Gather all lines in the data that hold the string "persons".

## Begin Stored data

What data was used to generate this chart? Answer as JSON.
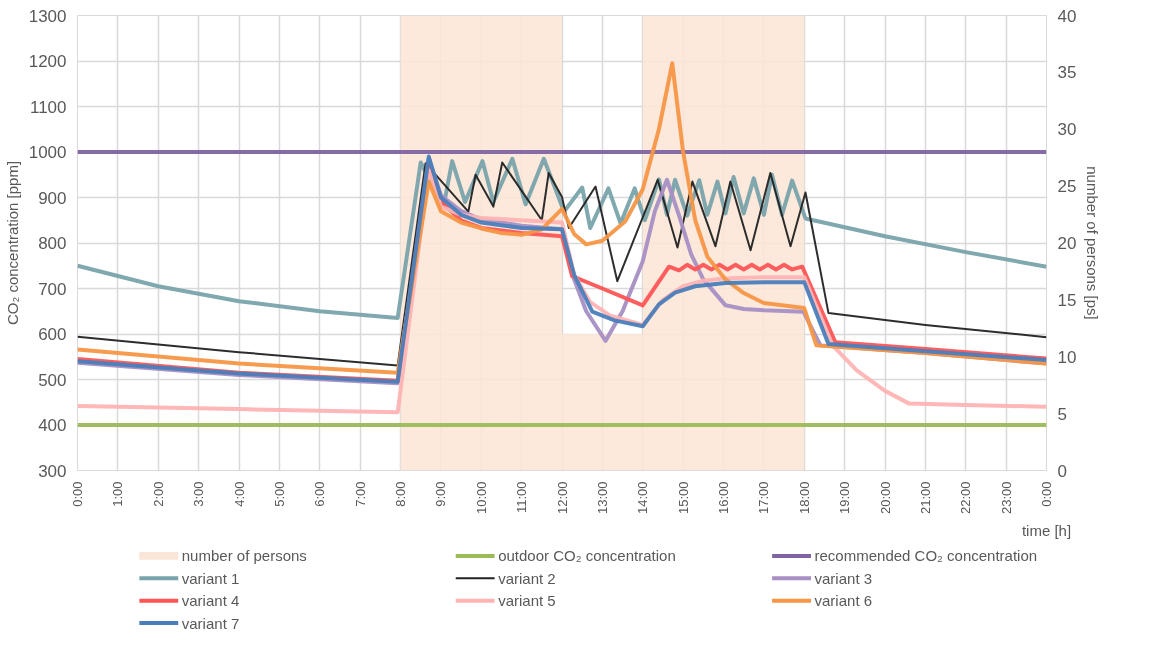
{
  "chart_data": {
    "type": "line",
    "xlabel": "time [h]",
    "ylabel": "CO₂ concentration [ppm]",
    "y2label": "number of persons [ps]",
    "xlim": [
      0,
      24
    ],
    "xticks": [
      {
        "value": 0,
        "label": "0:00"
      },
      {
        "value": 1,
        "label": "1:00"
      },
      {
        "value": 2,
        "label": "2:00"
      },
      {
        "value": 3,
        "label": "3:00"
      },
      {
        "value": 4,
        "label": "4:00"
      },
      {
        "value": 5,
        "label": "5:00"
      },
      {
        "value": 6,
        "label": "6:00"
      },
      {
        "value": 7,
        "label": "7:00"
      },
      {
        "value": 8,
        "label": "8:00"
      },
      {
        "value": 9,
        "label": "9:00"
      },
      {
        "value": 10,
        "label": "10:00"
      },
      {
        "value": 11,
        "label": "11:00"
      },
      {
        "value": 12,
        "label": "12:00"
      },
      {
        "value": 13,
        "label": "13:00"
      },
      {
        "value": 14,
        "label": "14:00"
      },
      {
        "value": 15,
        "label": "15:00"
      },
      {
        "value": 16,
        "label": "16:00"
      },
      {
        "value": 17,
        "label": "17:00"
      },
      {
        "value": 18,
        "label": "18:00"
      },
      {
        "value": 19,
        "label": "19:00"
      },
      {
        "value": 20,
        "label": "20:00"
      },
      {
        "value": 21,
        "label": "21:00"
      },
      {
        "value": 22,
        "label": "22:00"
      },
      {
        "value": 23,
        "label": "23:00"
      },
      {
        "value": 24,
        "label": "0:00"
      }
    ],
    "ylim": [
      300,
      1300
    ],
    "yticks": [
      300,
      400,
      500,
      600,
      700,
      800,
      900,
      1000,
      1100,
      1200,
      1300
    ],
    "y2lim": [
      0,
      40
    ],
    "y2ticks": [
      0,
      5,
      10,
      15,
      20,
      25,
      30,
      35,
      40
    ],
    "grid": true,
    "legend": "bottom",
    "series": [
      {
        "name": "number of persons",
        "type": "area",
        "axis": "y2",
        "color": "#fbe5d6",
        "x": [
          0,
          8,
          8,
          12,
          12,
          14,
          14,
          18,
          18,
          24
        ],
        "values": [
          0,
          0,
          40,
          40,
          12,
          12,
          40,
          40,
          0,
          0
        ]
      },
      {
        "name": "outdoor CO₂ concentration",
        "color": "#9bbb59",
        "x": [
          0,
          24
        ],
        "values": [
          400,
          400
        ]
      },
      {
        "name": "recommended CO₂ concentration",
        "color": "#8064a2",
        "x": [
          0,
          24
        ],
        "values": [
          1000,
          1000
        ]
      },
      {
        "name": "variant 1",
        "color": "#79a3ab",
        "x": [
          0,
          2,
          4,
          6,
          7.93,
          8.5,
          9.07,
          9.28,
          9.6,
          10.03,
          10.3,
          10.77,
          11.1,
          11.55,
          12.05,
          12.5,
          12.7,
          13.15,
          13.45,
          13.8,
          14.05,
          14.4,
          14.6,
          14.8,
          15.1,
          15.4,
          15.6,
          15.85,
          16.05,
          16.25,
          16.5,
          16.75,
          17.0,
          17.2,
          17.45,
          17.7,
          18.03,
          20,
          22,
          24
        ],
        "values": [
          750,
          705,
          672,
          650,
          635,
          977,
          882,
          980,
          890,
          980,
          890,
          985,
          885,
          985,
          869,
          922,
          833,
          920,
          843,
          920,
          850,
          940,
          862,
          939,
          860,
          938,
          862,
          935,
          865,
          945,
          865,
          942,
          862,
          950,
          862,
          937,
          854,
          815,
          780,
          748
        ]
      },
      {
        "name": "variant 2",
        "color": "#222222",
        "x": [
          0,
          4,
          7.93,
          8.62,
          9.68,
          9.86,
          10.3,
          10.52,
          11.5,
          11.67,
          12.0,
          12.17,
          12.83,
          13.37,
          14.37,
          14.86,
          15.23,
          15.8,
          16.17,
          16.67,
          17.16,
          17.66,
          18.03,
          18.6,
          21,
          24
        ],
        "values": [
          594,
          560,
          531,
          975,
          869,
          950,
          880,
          977,
          850,
          954,
          901,
          833,
          924,
          716,
          939,
          790,
          935,
          793,
          935,
          784,
          954,
          793,
          911,
          646,
          620,
          593
        ]
      },
      {
        "name": "variant 3",
        "color": "#a78fc4",
        "x": [
          0,
          4,
          7.93,
          8.7,
          9.0,
          9.5,
          10,
          11,
          12.0,
          12.3,
          12.6,
          13.08,
          13.5,
          14.0,
          14.3,
          14.6,
          14.9,
          15.2,
          15.5,
          16.05,
          16.5,
          17,
          17.98,
          18.4,
          21,
          24
        ],
        "values": [
          537,
          510,
          492,
          985,
          905,
          870,
          852,
          838,
          830,
          720,
          650,
          585,
          650,
          760,
          870,
          939,
          860,
          775,
          720,
          663,
          655,
          652,
          649,
          575,
          558,
          535
        ]
      },
      {
        "name": "variant 4",
        "color": "#ff5555",
        "x": [
          0,
          4,
          7.93,
          8.7,
          9.0,
          9.5,
          10,
          11,
          12.0,
          12.25,
          13,
          14.0,
          14.65,
          14.9,
          15.1,
          15.3,
          15.5,
          15.7,
          15.9,
          16.1,
          16.3,
          16.5,
          16.7,
          16.9,
          17.1,
          17.3,
          17.5,
          17.7,
          17.95,
          18.77,
          21,
          24
        ],
        "values": [
          545,
          515,
          497,
          970,
          890,
          850,
          833,
          822,
          815,
          727,
          700,
          663,
          748,
          740,
          752,
          742,
          752,
          742,
          752,
          742,
          752,
          742,
          752,
          742,
          752,
          742,
          752,
          742,
          748,
          582,
          567,
          546
        ]
      },
      {
        "name": "variant 5",
        "color": "#ffb3b3",
        "x": [
          0,
          4,
          7.93,
          8.7,
          9.0,
          9.5,
          10,
          11,
          12.0,
          12.3,
          12.7,
          13.2,
          14.0,
          14.5,
          15,
          15.5,
          16,
          17,
          18.0,
          18.7,
          19.3,
          20,
          20.6,
          22,
          24
        ],
        "values": [
          442,
          435,
          428,
          960,
          880,
          862,
          855,
          850,
          845,
          730,
          670,
          640,
          620,
          675,
          705,
          717,
          722,
          725,
          725,
          575,
          520,
          475,
          447,
          444,
          440
        ]
      },
      {
        "name": "variant 6",
        "color": "#f79646",
        "x": [
          0,
          4,
          7.93,
          8.7,
          9.0,
          9.5,
          10,
          10.5,
          11,
          11.5,
          12.0,
          12.3,
          12.6,
          13.0,
          13.57,
          14.0,
          14.4,
          14.73,
          15.0,
          15.3,
          15.6,
          16.05,
          16.5,
          17,
          18.0,
          18.3,
          21,
          24
        ],
        "values": [
          566,
          535,
          515,
          935,
          870,
          845,
          832,
          822,
          818,
          830,
          875,
          820,
          797,
          805,
          848,
          918,
          1050,
          1195,
          1000,
          850,
          770,
          720,
          690,
          668,
          657,
          575,
          558,
          535
        ]
      },
      {
        "name": "variant 7",
        "color": "#4a7ebb",
        "x": [
          0,
          4,
          7.93,
          8.7,
          9.0,
          9.5,
          10,
          11,
          12.0,
          12.3,
          12.75,
          13.3,
          14.0,
          14.4,
          14.8,
          15.3,
          16.05,
          17,
          18.0,
          18.6,
          21,
          24
        ],
        "values": [
          540,
          513,
          495,
          990,
          900,
          862,
          845,
          833,
          830,
          730,
          649,
          630,
          617,
          665,
          691,
          705,
          712,
          714,
          714,
          578,
          562,
          543
        ]
      }
    ]
  }
}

## End Stored data

• _Written reply_:
    "y2label": "number of persons [ps]",
        "name": "number of persons",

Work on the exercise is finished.